<<<<
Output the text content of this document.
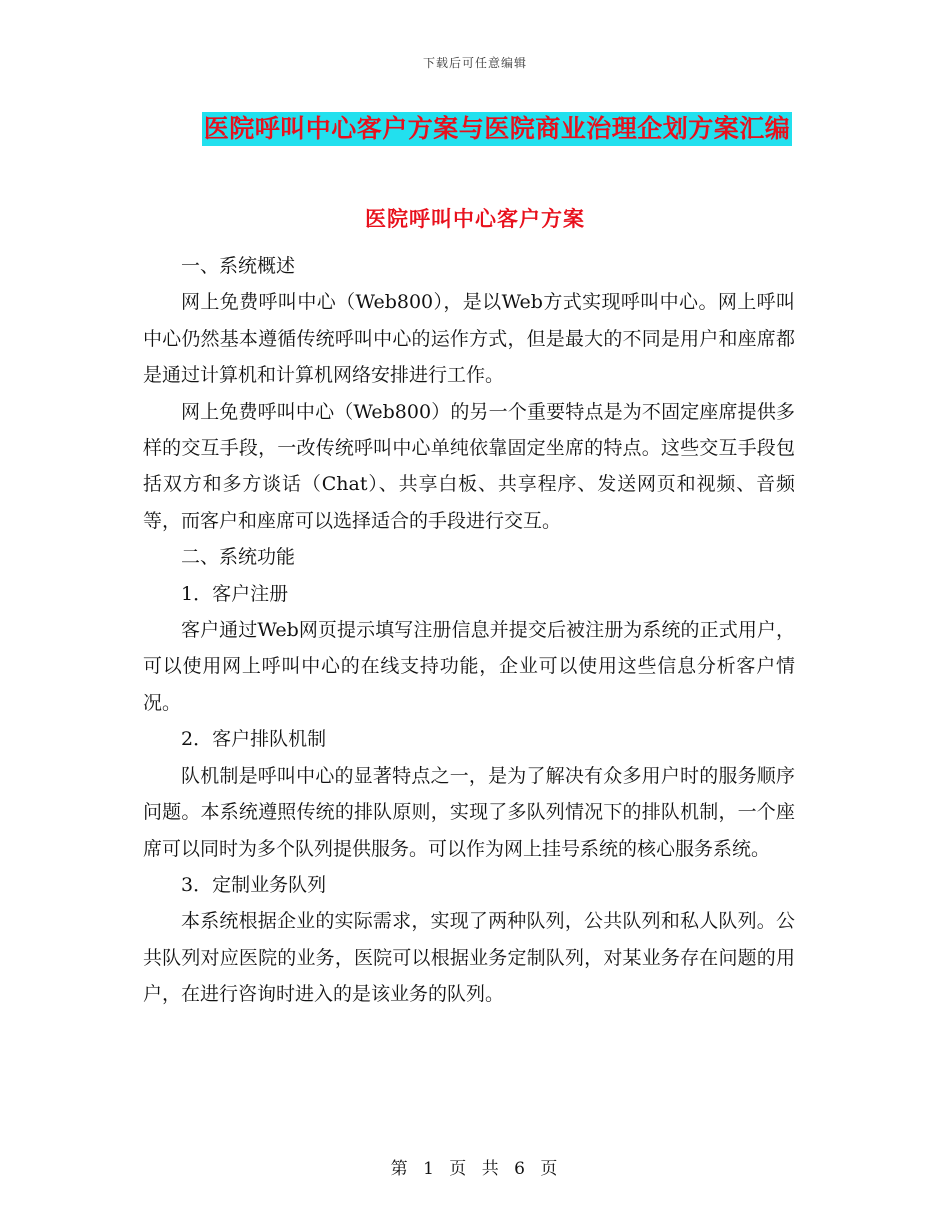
下载后可任意编辑
医院呼叫中心客户方案与医院商业治理企划方案汇编
医院呼叫中心客户方案

一、系统概述

网上免费呼叫中心（Web800），是以Web方式实现呼叫中心。网上呼叫中心仍然基本遵循传统呼叫中心的运作方式，但是最大的不同是用户和座席都是通过计算机和计算机网络安排进行工作。

网上免费呼叫中心（Web800）的另一个重要特点是为不固定座席提供多样的交互手段，一改传统呼叫中心单纯依靠固定坐席的特点。这些交互手段包括双方和多方谈话（Chat）、共享白板、共享程序、发送网页和视频、音频等，而客户和座席可以选择适合的手段进行交互。

二、系统功能

1．客户注册

客户通过Web网页提示填写注册信息并提交后被注册为系统的正式用户，可以使用网上呼叫中心的在线支持功能，企业可以使用这些信息分析客户情况。

2．客户排队机制

队机制是呼叫中心的显著特点之一，是为了解决有众多用户时的服务顺序问题。本系统遵照传统的排队原则，实现了多队列情况下的排队机制，一个座席可以同时为多个队列提供服务。可以作为网上挂号系统的核心服务系统。

3．定制业务队列

本系统根据企业的实际需求，实现了两种队列，公共队列和私人队列。公共队列对应医院的业务，医院可以根据业务定制队列，对某业务存在问题的用户，在进行咨询时进入的是该业务的队列。

第 1 页 共 6 页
>>>>
GIVEN INSTRUCTION:
Count the lines that include the word "网上免费呼叫中心" and state the result as a bare number.

SOLUTION TO THE EXERCISE:
2